◆ Your task
Rewrite the lines from the line with "legend-item-have-used-it: have used" to the line with "chart-title: Have you", changing "chart-legend" to "legend-box" and keeping everything else the same. Return only those lines.

◆ Data section
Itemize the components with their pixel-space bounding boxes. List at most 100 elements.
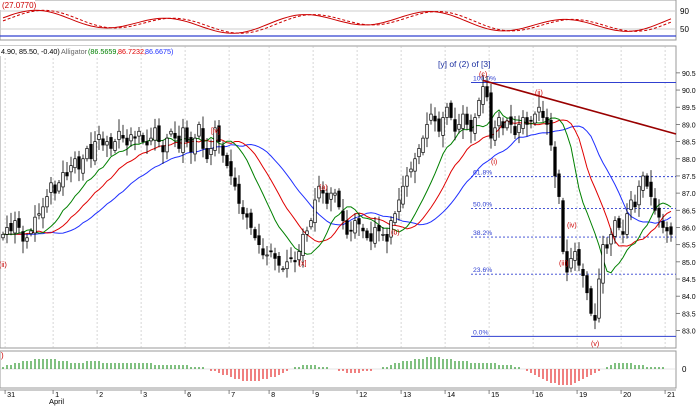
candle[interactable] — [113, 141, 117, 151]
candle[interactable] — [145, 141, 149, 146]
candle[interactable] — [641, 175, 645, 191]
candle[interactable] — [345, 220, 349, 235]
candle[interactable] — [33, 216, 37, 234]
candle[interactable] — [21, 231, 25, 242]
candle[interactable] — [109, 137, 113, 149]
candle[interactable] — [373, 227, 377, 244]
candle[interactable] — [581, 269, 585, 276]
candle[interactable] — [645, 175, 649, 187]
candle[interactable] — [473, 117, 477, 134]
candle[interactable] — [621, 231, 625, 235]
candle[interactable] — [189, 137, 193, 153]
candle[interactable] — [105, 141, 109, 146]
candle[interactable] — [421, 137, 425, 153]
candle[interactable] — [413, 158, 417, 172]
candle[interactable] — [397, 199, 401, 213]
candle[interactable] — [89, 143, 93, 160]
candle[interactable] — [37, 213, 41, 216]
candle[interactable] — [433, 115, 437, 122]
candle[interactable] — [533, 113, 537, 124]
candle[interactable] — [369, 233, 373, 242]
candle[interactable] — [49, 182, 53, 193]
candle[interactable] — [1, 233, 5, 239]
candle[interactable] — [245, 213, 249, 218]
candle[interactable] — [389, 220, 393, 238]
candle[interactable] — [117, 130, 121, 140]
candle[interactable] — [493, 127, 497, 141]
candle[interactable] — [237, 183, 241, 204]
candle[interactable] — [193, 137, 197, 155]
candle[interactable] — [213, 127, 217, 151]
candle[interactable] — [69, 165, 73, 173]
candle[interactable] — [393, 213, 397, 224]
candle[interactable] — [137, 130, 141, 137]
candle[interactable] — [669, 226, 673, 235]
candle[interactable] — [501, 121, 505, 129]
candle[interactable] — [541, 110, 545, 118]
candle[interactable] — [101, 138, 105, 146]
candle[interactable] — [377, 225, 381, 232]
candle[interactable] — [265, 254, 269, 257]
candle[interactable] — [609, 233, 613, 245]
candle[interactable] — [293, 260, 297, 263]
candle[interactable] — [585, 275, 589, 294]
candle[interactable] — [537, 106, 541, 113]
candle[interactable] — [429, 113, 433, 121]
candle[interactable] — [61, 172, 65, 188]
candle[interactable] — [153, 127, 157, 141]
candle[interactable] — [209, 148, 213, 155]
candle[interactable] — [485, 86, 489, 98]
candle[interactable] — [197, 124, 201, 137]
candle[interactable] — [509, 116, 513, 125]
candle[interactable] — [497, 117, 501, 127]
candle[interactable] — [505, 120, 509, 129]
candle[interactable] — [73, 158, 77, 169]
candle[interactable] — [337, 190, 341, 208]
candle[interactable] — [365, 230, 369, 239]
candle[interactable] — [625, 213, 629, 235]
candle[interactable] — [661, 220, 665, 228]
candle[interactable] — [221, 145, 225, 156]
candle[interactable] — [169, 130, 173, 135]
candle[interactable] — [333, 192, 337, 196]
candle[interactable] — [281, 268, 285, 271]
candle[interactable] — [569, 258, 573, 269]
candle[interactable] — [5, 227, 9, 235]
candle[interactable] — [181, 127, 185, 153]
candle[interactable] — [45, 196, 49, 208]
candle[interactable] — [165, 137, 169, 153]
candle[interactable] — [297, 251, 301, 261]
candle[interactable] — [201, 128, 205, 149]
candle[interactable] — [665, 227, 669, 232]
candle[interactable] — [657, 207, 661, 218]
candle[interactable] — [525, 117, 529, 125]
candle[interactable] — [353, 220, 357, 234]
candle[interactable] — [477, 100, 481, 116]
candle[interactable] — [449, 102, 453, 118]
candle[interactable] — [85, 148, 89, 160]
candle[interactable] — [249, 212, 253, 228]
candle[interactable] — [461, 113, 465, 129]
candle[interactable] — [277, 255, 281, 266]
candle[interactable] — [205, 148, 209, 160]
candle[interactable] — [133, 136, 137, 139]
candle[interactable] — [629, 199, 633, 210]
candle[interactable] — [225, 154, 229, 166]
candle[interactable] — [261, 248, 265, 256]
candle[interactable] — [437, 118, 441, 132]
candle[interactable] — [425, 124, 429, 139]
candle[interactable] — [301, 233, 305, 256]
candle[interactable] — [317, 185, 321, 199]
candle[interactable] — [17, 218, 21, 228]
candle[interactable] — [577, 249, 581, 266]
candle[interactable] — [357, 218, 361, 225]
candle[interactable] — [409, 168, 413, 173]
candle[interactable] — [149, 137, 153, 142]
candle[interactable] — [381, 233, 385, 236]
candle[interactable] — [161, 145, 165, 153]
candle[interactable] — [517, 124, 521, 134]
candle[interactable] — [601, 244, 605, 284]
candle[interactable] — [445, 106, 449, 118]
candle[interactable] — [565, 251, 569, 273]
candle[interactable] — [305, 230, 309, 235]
--
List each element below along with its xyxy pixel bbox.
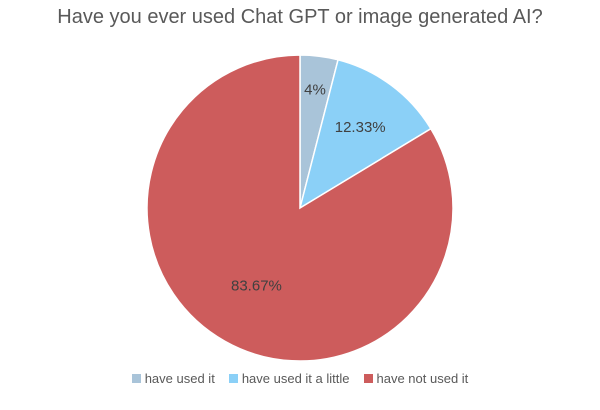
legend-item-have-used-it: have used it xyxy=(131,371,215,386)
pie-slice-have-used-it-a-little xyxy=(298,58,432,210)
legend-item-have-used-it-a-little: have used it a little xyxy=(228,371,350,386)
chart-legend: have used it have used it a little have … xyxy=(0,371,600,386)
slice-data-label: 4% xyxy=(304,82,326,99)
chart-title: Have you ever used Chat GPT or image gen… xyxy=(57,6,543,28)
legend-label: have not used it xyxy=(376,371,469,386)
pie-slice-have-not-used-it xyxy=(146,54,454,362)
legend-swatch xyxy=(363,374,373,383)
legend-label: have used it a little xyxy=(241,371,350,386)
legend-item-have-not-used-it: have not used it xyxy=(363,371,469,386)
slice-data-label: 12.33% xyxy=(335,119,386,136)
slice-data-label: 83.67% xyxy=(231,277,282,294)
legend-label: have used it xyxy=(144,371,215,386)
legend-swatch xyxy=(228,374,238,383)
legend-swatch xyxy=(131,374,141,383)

◆ The reply
legend-item-have-used-it: have used it xyxy=(131,371,215,386)
pie-slice-have-used-it-a-little xyxy=(298,58,432,210)
legend-item-have-used-it-a-little: have used it a little xyxy=(228,371,350,386)
legend-box: have used it have used it a little have … xyxy=(0,371,600,386)
slice-data-label: 4% xyxy=(304,82,326,99)
chart-title: Have you ever used Chat GPT or image gen… xyxy=(57,6,543,28)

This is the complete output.